TASKS TO COMPLETE —
1 – In the passage about Hindi film figures, which TV series is B R Chopra said to have been responsible for?
2 – Reproduce the passage about Hindi film figures word for word, from "B R Chopra:  A" up to and including "in the 90s.".

QUOTED PASSAGE —
Sunil Dutt: He made his mark in many mainstream movies of the 60s and also dared to play it different in which is possibly the only Hindi movie with just one actor: Yaadein. In his later years, he was quite active as a politician and a social activist. His cameo of playing the dad to his real life son Sanjay Dutt’s Munna in the first edition of Munnabhai must have been very personal:  a prodigal son who was on the wrong side of the law for most of his adult life and who caused much grief/pain/shame for his father gets to seek forgiveness and atonement on screen. Isn’t this why we all love movies – how it sometimes blurs the lines of reality and fiction and envelopes us in its magical world? Some of his iconic films are :Mother India (plays the son to his real life wife – Nargis), the innocent Bhola of Padosan and the dacoit in Mujhe Jeene Do.

B R Chopra:  A producer/director of one of the most celebrated banners “B R Films” in Hindi Cinema left us in 2008. He was the only who truly started the multi-starrer genre with films like Gumrah, Waqt, The Burning Train etc. He was also responsible for the epic TV series ‘Mahabharat’ which would bring the entire nation to a grinding halt every Sunday for an hour in the 90s.

Layout dataset entries
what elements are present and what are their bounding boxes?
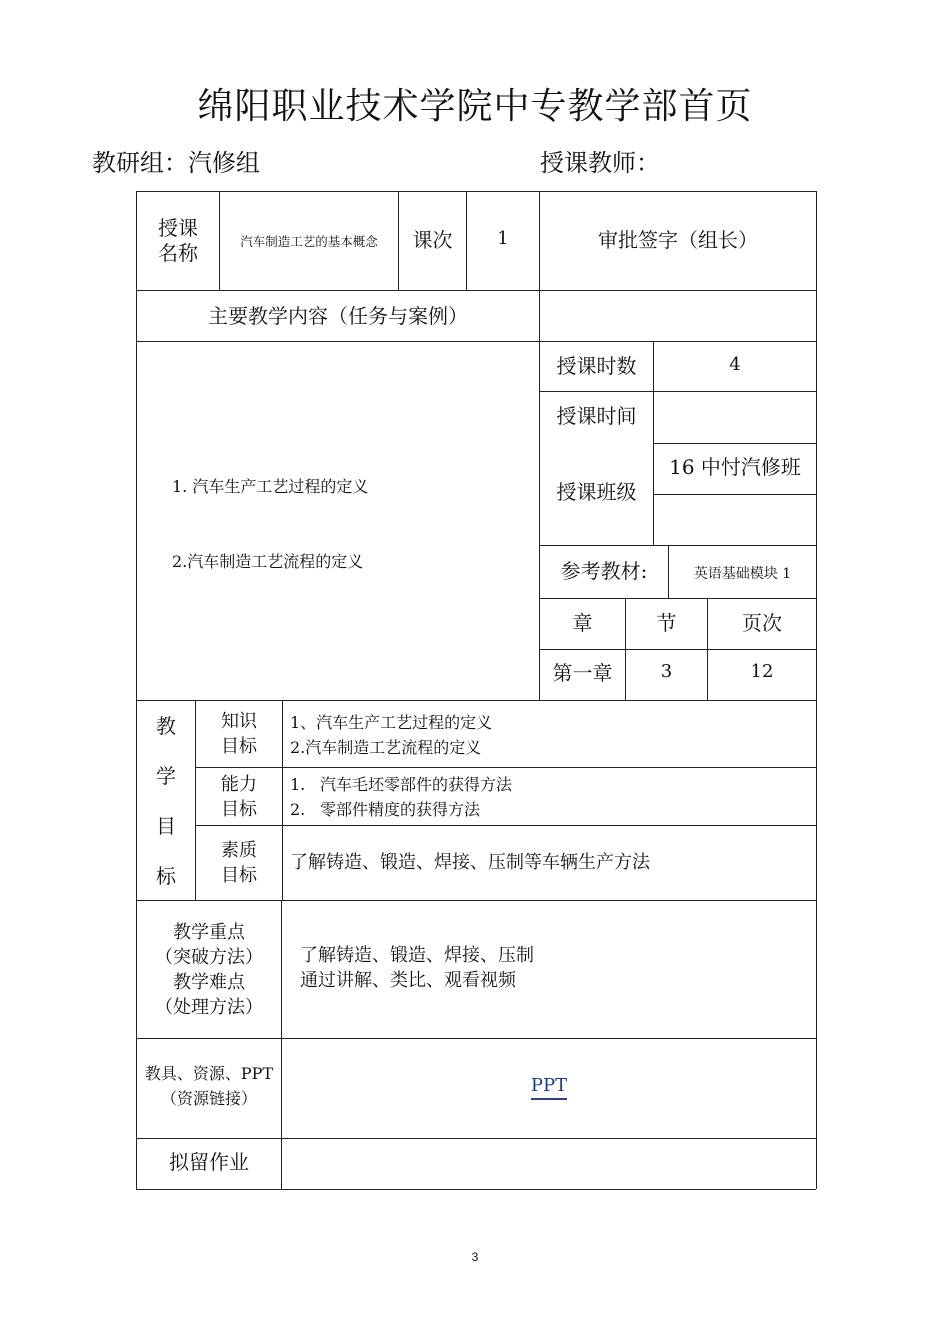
ability-goal-2 — [290, 797, 512, 822]
teaching-hours-value: 4 — [729, 353, 741, 375]
homework-label: 拟留作业 — [169, 1149, 249, 1174]
ability-goal-2-text: 零部件精度的获得方法 — [320, 800, 481, 819]
lesson-number-label: 课次 — [412, 227, 453, 252]
quality-goal-label — [196, 826, 282, 900]
knowledge-goal-label — [196, 701, 282, 767]
goals-label-char: 教 — [156, 713, 176, 738]
class-label: 授课班级 — [556, 479, 637, 504]
page-header: 页次 — [742, 610, 782, 635]
knowledge-goal-content — [290, 710, 492, 760]
key-points-label-line3: 教学难点 — [173, 972, 245, 993]
homework-value — [282, 1139, 816, 1189]
approval-signature-label: 审批签字（组长） — [598, 227, 758, 252]
teaching-time-value — [654, 392, 816, 443]
key-points-label-line2: （突破方法） — [155, 947, 263, 968]
content-item-1: 1. 汽车生产工艺过程的定义 — [172, 477, 369, 496]
knowledge-goal-label-line2: 目标 — [221, 736, 257, 757]
key-points-label — [137, 905, 281, 1035]
ability-goal-1 — [290, 772, 512, 797]
class-value: 16 中忖汽修班 — [669, 454, 801, 479]
goals-label-char: 标 — [156, 863, 176, 888]
textbook-value: 英语基础模块 1 — [693, 566, 792, 582]
teaching-hours-label: 授课时数 — [556, 353, 637, 378]
content-item-2: 2.汽车制造工艺流程的定义 — [172, 552, 364, 571]
chapter-header: 章 — [572, 610, 593, 635]
lesson-number-value: 1 — [497, 227, 509, 249]
section-header: 节 — [656, 610, 677, 635]
ability-goal-content — [290, 772, 512, 822]
goals-label-char: 学 — [156, 763, 176, 788]
key-points-label-line4: （处理方法） — [155, 997, 263, 1018]
ability-goal-label — [196, 768, 282, 825]
course-name-label-line2: 名称 — [158, 241, 198, 265]
teaching-time-label: 授课时间 — [556, 403, 637, 428]
resources-label — [137, 1055, 281, 1117]
key-points-line-2: 通过讲解、类比、观看视频 — [300, 970, 516, 991]
course-name-label-line1: 授课 — [158, 216, 198, 240]
chapter-value: 第一章 — [552, 660, 613, 685]
ability-goal-label-line1: 能力 — [221, 773, 257, 795]
goals-label-char: 目 — [156, 813, 176, 838]
main-content-heading: 主要教学内容（任务与案例） — [208, 303, 468, 328]
knowledge-goal-label-line1: 知识 — [221, 711, 257, 732]
page-title: 绵阳职业技术学院中专教学部首页 — [197, 86, 753, 127]
page-value: 12 — [750, 660, 774, 682]
ability-goal-1-number: 1. — [290, 775, 306, 794]
resources-content — [282, 1070, 816, 1104]
key-points-line-1: 了解铸造、锻造、焊接、压制 — [300, 945, 534, 966]
page-number: 3 — [471, 1250, 479, 1264]
ability-goal-label-line2: 目标 — [221, 798, 257, 820]
quality-goal-label-line1: 素质 — [221, 840, 257, 861]
course-name-label — [137, 192, 219, 290]
teaching-group: 教研组：汽修组 — [92, 149, 260, 177]
key-points-content — [300, 943, 534, 993]
quality-goal-label-line2: 目标 — [221, 865, 257, 886]
section-value: 3 — [660, 660, 673, 682]
ppt-link[interactable]: PPT — [531, 1075, 567, 1100]
knowledge-goal-1: 1、汽车生产工艺过程的定义 — [290, 713, 493, 732]
teaching-goals-label — [137, 701, 195, 900]
resources-label-line2: （资源链接） — [160, 1089, 257, 1108]
textbook-label: 参考教材: — [560, 558, 648, 583]
ability-goal-2-number: 2. — [290, 800, 306, 819]
ability-goal-1-text: 汽车毛坯零部件的获得方法 — [320, 775, 513, 794]
teacher-label: 授课教师： — [540, 149, 660, 177]
key-points-label-line1: 教学重点 — [173, 922, 245, 943]
course-name-value: 汽车制造工艺的基本概念 — [240, 234, 378, 249]
quality-goal-content: 了解铸造、锻造、焊接、压制等车辆生产方法 — [290, 852, 650, 873]
knowledge-goal-2: 2.汽车制造工艺流程的定义 — [290, 738, 482, 757]
resources-label-line1: 教具、资源、PPT — [144, 1064, 274, 1083]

WORKED ANSWERS —
1 – The epic TV series 'Mahabharat'.

2 –
B R Chopra:  A producer/director of one of the most celebrated banners “B R Films” in Hindi Cinema left us in 2008. He was the only who truly started the multi-starrer genre with films like Gumrah, Waqt, The Burning Train etc. He was also responsible for the epic TV series ‘Mahabharat’ which would bring the entire nation to a grinding halt every Sunday for an hour in the 90s.